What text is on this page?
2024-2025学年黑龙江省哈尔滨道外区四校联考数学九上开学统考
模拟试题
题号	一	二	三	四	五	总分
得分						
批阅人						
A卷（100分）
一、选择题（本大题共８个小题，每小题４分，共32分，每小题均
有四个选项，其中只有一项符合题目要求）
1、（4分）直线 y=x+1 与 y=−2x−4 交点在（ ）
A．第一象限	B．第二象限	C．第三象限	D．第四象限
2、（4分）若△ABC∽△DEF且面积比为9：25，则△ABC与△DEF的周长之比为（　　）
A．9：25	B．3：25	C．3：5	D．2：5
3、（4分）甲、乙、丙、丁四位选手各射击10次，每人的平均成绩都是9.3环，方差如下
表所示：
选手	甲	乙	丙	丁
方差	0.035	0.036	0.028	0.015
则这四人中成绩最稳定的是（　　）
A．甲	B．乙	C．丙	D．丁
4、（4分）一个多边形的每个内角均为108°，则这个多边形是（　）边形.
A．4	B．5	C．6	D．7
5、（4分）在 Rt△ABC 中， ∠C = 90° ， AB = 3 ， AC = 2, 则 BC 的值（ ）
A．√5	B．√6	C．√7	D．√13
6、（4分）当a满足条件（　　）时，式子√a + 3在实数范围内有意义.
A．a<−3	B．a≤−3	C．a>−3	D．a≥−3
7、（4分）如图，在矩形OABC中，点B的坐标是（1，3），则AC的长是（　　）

_____

### [Prompt]
Repeat the material above in full, keeping every word.

### [Problem solution]
What text is on this page?
2024-2025学年黑龙江省哈尔滨道外区四校联考数学九上开学统考
模拟试题
题号	一	二	三	四	五	总分
得分						
批阅人						
A卷（100分）
一、选择题（本大题共８个小题，每小题４分，共32分，每小题均
有四个选项，其中只有一项符合题目要求）
1、（4分）直线 y=x+1 与 y=−2x−4 交点在（ ）
A．第一象限	B．第二象限	C．第三象限	D．第四象限
2、（4分）若△ABC∽△DEF且面积比为9：25，则△ABC与△DEF的周长之比为（　　）
A．9：25	B．3：25	C．3：5	D．2：5
3、（4分）甲、乙、丙、丁四位选手各射击10次，每人的平均成绩都是9.3环，方差如下
表所示：
选手	甲	乙	丙	丁
方差	0.035	0.036	0.028	0.015
则这四人中成绩最稳定的是（　　）
A．甲	B．乙	C．丙	D．丁
4、（4分）一个多边形的每个内角均为108°，则这个多边形是（　）边形.
A．4	B．5	C．6	D．7
5、（4分）在 Rt△ABC 中， ∠C = 90° ， AB = 3 ， AC = 2, 则 BC 的值（ ）
A．√5	B．√6	C．√7	D．√13
6、（4分）当a满足条件（　　）时，式子√a + 3在实数范围内有意义.
A．a<−3	B．a≤−3	C．a>−3	D．a≥−3
7、（4分）如图，在矩形OABC中，点B的坐标是（1，3），则AC的长是（　　）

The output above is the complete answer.